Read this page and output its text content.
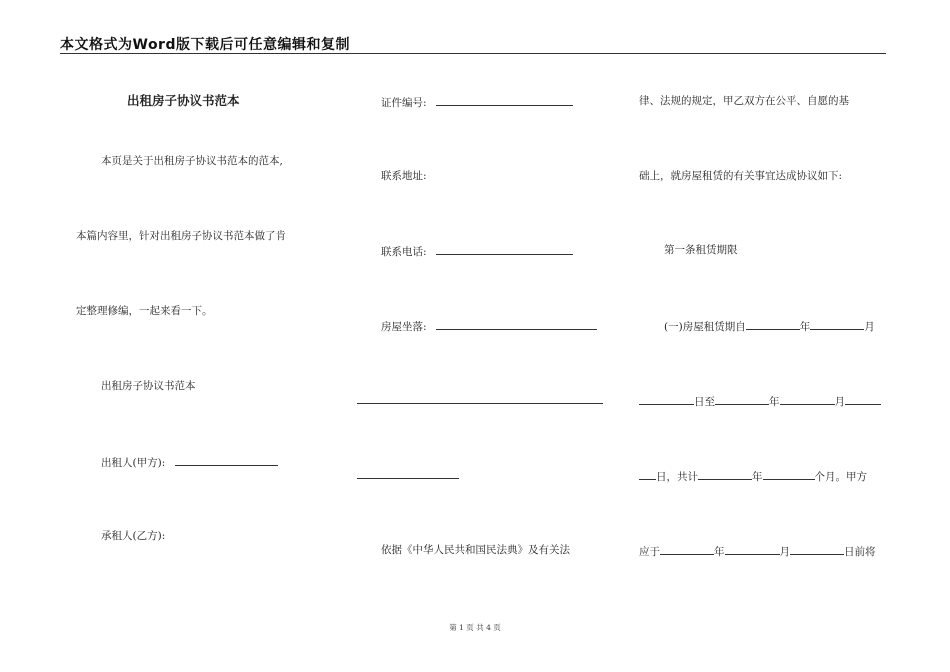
本文格式为Word版下载后可任意编辑和复制
出租房子协议书范本
本页是关于出租房子协议书范本的范本,
本篇内容里，针对出租房子协议书范本做了肯
定整理修编，一起来看一下。
出租房子协议书范本
出租人(甲方):
承租人(乙方):
证件编号:
联系地址:
联系电话:
房屋坐落:
依据《中华人民共和国民法典》及有关法
律、法规的规定，甲乙双方在公平、自愿的基
础上，就房屋租赁的有关事宜达成协议如下:
第一条租赁期限
(一)房屋租赁期自	年	月
日至	年	月
日，共计	年	个月。甲方
应于	年	月	日前将
第 1 页 共 4 页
****
◆ **The request**
Repeat the listing in full and exactly. Leave any pictures out.

◆ **Answer below**
Read this page and output its text content.
本文格式为Word版下载后可任意编辑和复制
出租房子协议书范本
本页是关于出租房子协议书范本的范本,
本篇内容里，针对出租房子协议书范本做了肯
定整理修编，一起来看一下。
出租房子协议书范本
出租人(甲方):
承租人(乙方):
证件编号:
联系地址:
联系电话:
房屋坐落:
依据《中华人民共和国民法典》及有关法
律、法规的规定，甲乙双方在公平、自愿的基
础上，就房屋租赁的有关事宜达成协议如下:
第一条租赁期限
(一)房屋租赁期自	年	月
日至	年	月
日，共计	年	个月。甲方
应于	年	月	日前将
第 1 页 共 4 页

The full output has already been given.